EXERCISE GOAL — Report how many lines hold the word "Přesuny"; answer with the number alone.

RECORDS FOR THIS EXERCISE —

_ _ _

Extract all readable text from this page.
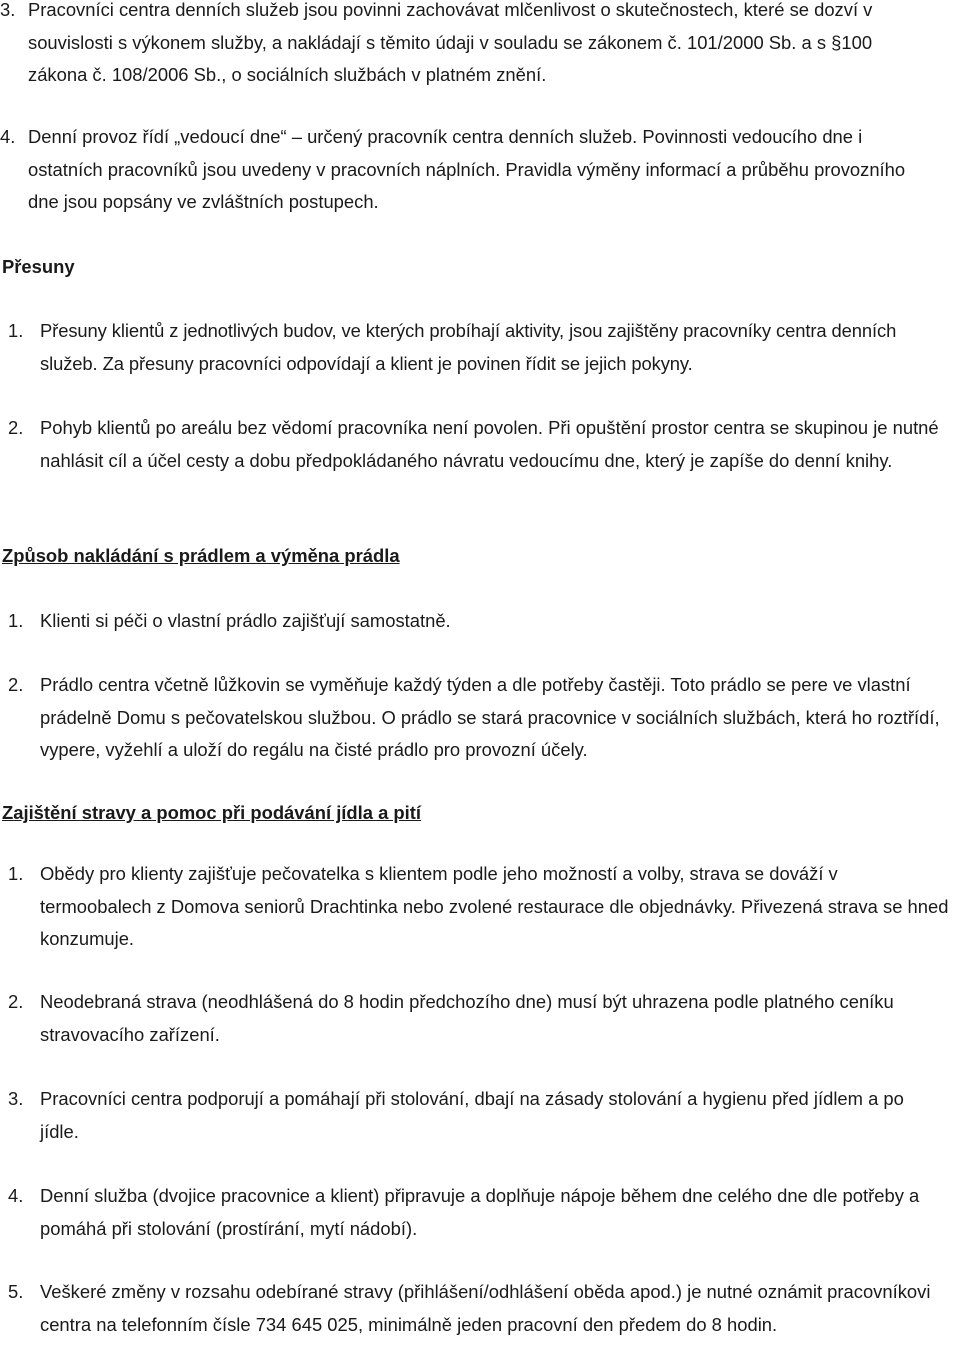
3. Pracovníci centra denních služeb jsou povinni zachovávat mlčenlivost o skutečnostech, které se dozví v souvislosti s výkonem služby, a nakládají s těmito údaji v souladu se zákonem č. 101/2000 Sb. a s §100 zákona č. 108/2006 Sb., o sociálních službách v platném znění.
4. Denní provoz řídí „vedoucí dne“ – určený pracovník centra denních služeb. Povinnosti vedoucího dne i ostatních pracovníků jsou uvedeny v pracovních náplních. Pravidla výměny informací a průběhu provozního dne jsou popsány ve zvláštních postupech.
Přesuny
1. Přesuny klientů z jednotlivých budov, ve kterých probíhají aktivity, jsou zajištěny pracovníky centra denních služeb. Za přesuny pracovníci odpovídají a klient je povinen řídit se jejich pokyny.
2. Pohyb klientů po areálu bez vědomí pracovníka není povolen. Při opuštění prostor centra se skupinou je nutné nahlásit cíl a účel cesty a dobu předpokládaného návratu vedoucímu dne, který je zapíše do denní knihy.
Způsob nakládání s prádlem a výměna prádla
1. Klienti si péči o vlastní prádlo zajišťují samostatně.
2. Prádlo centra včetně lůžkovin se vyměňuje každý týden a dle potřeby častěji. Toto prádlo se pere ve vlastní prádelně Domu s pečovatelskou službou. O prádlo se stará pracovnice v sociálních službách, která ho roztřídí, vypere, vyžehlí a uloží do regálu na čisté prádlo pro provozní účely.
Zajištění stravy a pomoc při podávání jídla a pití
1. Obědy pro klienty zajišťuje pečovatelka s klientem podle jeho možností a volby, strava se dováží v termoobalech z Domova seniorů Drachtinka nebo zvolené restaurace dle objednávky. Přivezená strava se hned konzumuje.
2. Neodebraná strava (neodhlášená do 8 hodin předchozího dne) musí být uhrazena podle platného ceníku stravovacího zařízení.
3. Pracovníci centra podporují a pomáhají při stolování, dbají na zásady stolování a hygienu před jídlem a po jídle.
4. Denní služba (dvojice pracovnice a klient) připravuje a doplňuje nápoje během dne celého dne dle potřeby a pomáhá při stolování (prostírání, mytí nádobí).
5. Veškeré změny v rozsahu odebírané stravy (přihlášení/odhlášení oběda apod.) je nutné oznámit pracovníkovi centra na telefonním čísle 734 645 025, minimálně jeden pracovní den předem do 8 hodin.
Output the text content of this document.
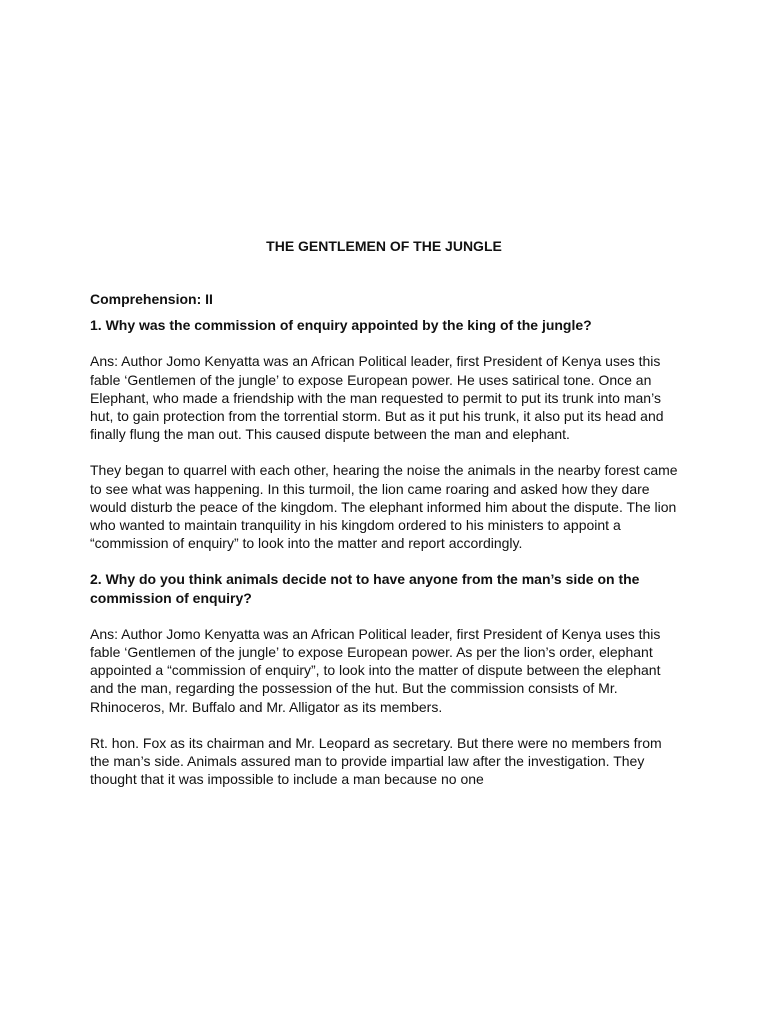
THE GENTLEMEN OF THE JUNGLE

Comprehension: II

1. Why was the commission of enquiry appointed by the king of the jungle?

Ans: Author Jomo Kenyatta was an African Political leader, first President of Kenya uses this fable ‘Gentlemen of the jungle’ to expose European power. He uses satirical tone. Once an Elephant, who made a friendship with the man requested to permit to put its trunk into man’s hut, to gain protection from the torrential storm. But as it put his trunk, it also put its head and finally flung the man out. This caused dispute between the man and elephant.

They began to quarrel with each other, hearing the noise the animals in the nearby forest came to see what was happening. In this turmoil, the lion came roaring and asked how they dare would disturb the peace of the kingdom. The elephant informed him about the dispute. The lion who wanted to maintain tranquility in his kingdom ordered to his ministers to appoint a “commission of enquiry” to look into the matter and report accordingly.

2. Why do you think animals decide not to have anyone from the man’s side on the commission of enquiry?

Ans: Author Jomo Kenyatta was an African Political leader, first President of Kenya uses this fable ‘Gentlemen of the jungle’ to expose European power. As per the lion’s order, elephant appointed a “commission of enquiry”, to look into the matter of dispute between the elephant and the man, regarding the possession of the hut. But the commission consists of Mr. Rhinoceros, Mr. Buffalo and Mr. Alligator as its members.

Rt. hon. Fox as its chairman and Mr. Leopard as secretary. But there were no members from the man’s side. Animals assured man to provide impartial law after the investigation. They thought that it was impossible to include a man because no one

_ _ _

EXERCISE SOLUTION — 2